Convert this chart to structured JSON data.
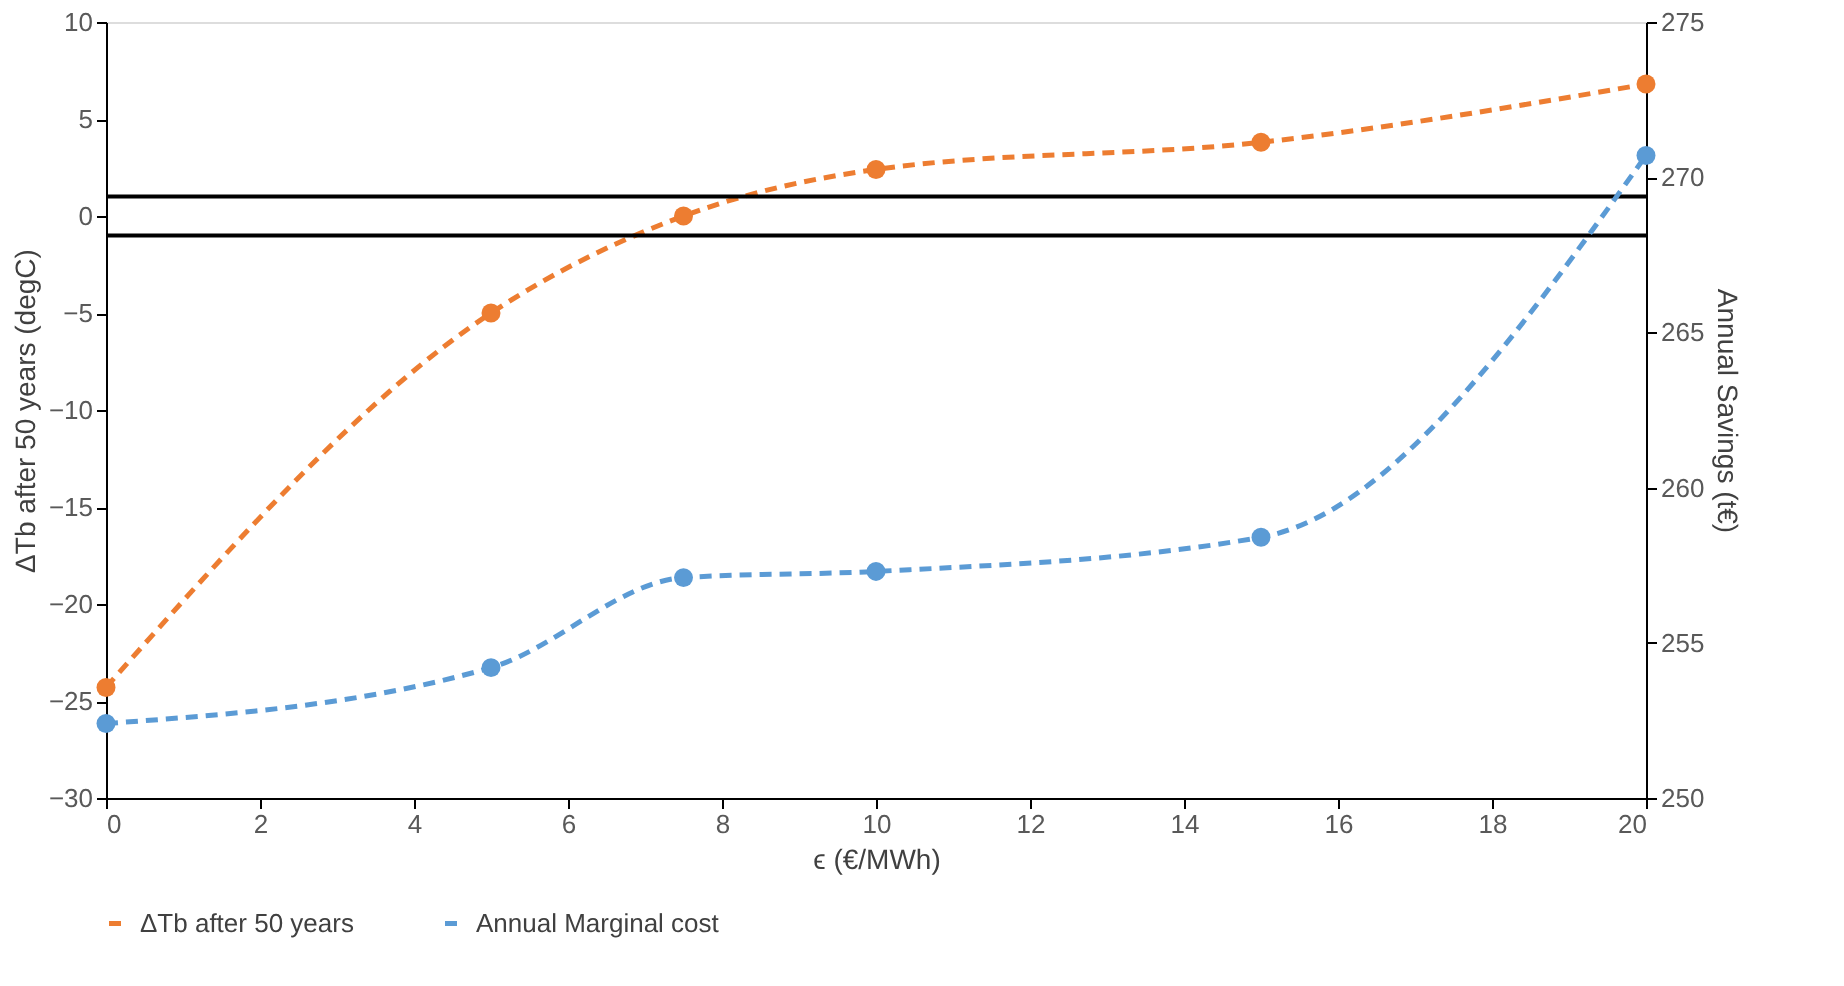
{
  "chart_data": {
    "type": "line",
    "xlabel": "ϵ (€/MWh)",
    "ylabel": "ΔTb after 50 years  (degC)",
    "y2label": "Annual Savings (t€)",
    "x": [
      0,
      5,
      7.5,
      10,
      15,
      20
    ],
    "series": [
      {
        "name": "ΔTb after 50 years",
        "color": "#ed7d31",
        "values": [
          -24.3,
          -5.0,
          0.0,
          2.4,
          3.8,
          6.8
        ]
      },
      {
        "name": "Annual Marginal cost",
        "color": "#5b9bd5",
        "axis": "y2",
        "values": [
          252.4,
          254.2,
          257.1,
          257.3,
          258.4,
          270.7
        ]
      }
    ],
    "xlim": [
      0,
      20
    ],
    "xticks": [
      0,
      2,
      4,
      6,
      8,
      10,
      12,
      14,
      16,
      18,
      20
    ],
    "ylim": [
      -30,
      10
    ],
    "yticks": [
      -30,
      -25,
      -20,
      -15,
      -10,
      -5,
      0,
      5,
      10
    ],
    "y2lim": [
      250,
      275
    ],
    "y2ticks": [
      250,
      255,
      260,
      265,
      270,
      275
    ],
    "ref_lines": [
      {
        "axis": "y",
        "value": 1,
        "label": null,
        "color": "#000000"
      },
      {
        "axis": "y",
        "value": -1,
        "label": null,
        "color": "#000000"
      }
    ],
    "marker": "circle",
    "line_style": "dashed",
    "grid": false,
    "legend": "bottom"
  }
}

-- -- --

> [REQUEST]:
Reproduce the material word for word. Any pictures should be left out of the copy.

> [WRITTEN SOLUTION]:
Convert this chart to structured JSON data.
{
  "chart_data": {
    "type": "line",
    "xlabel": "ϵ (€/MWh)",
    "ylabel": "ΔTb after 50 years  (degC)",
    "y2label": "Annual Savings (t€)",
    "x": [
      0,
      5,
      7.5,
      10,
      15,
      20
    ],
    "series": [
      {
        "name": "ΔTb after 50 years",
        "color": "#ed7d31",
        "values": [
          -24.3,
          -5.0,
          0.0,
          2.4,
          3.8,
          6.8
        ]
      },
      {
        "name": "Annual Marginal cost",
        "color": "#5b9bd5",
        "axis": "y2",
        "values": [
          252.4,
          254.2,
          257.1,
          257.3,
          258.4,
          270.7
        ]
      }
    ],
    "xlim": [
      0,
      20
    ],
    "xticks": [
      0,
      2,
      4,
      6,
      8,
      10,
      12,
      14,
      16,
      18,
      20
    ],
    "ylim": [
      -30,
      10
    ],
    "yticks": [
      -30,
      -25,
      -20,
      -15,
      -10,
      -5,
      0,
      5,
      10
    ],
    "y2lim": [
      250,
      275
    ],
    "y2ticks": [
      250,
      255,
      260,
      265,
      270,
      275
    ],
    "ref_lines": [
      {
        "axis": "y",
        "value": 1,
        "label": null,
        "color": "#000000"
      },
      {
        "axis": "y",
        "value": -1,
        "label": null,
        "color": "#000000"
      }
    ],
    "marker": "circle",
    "line_style": "dashed",
    "grid": false,
    "legend": "bottom"
  }
}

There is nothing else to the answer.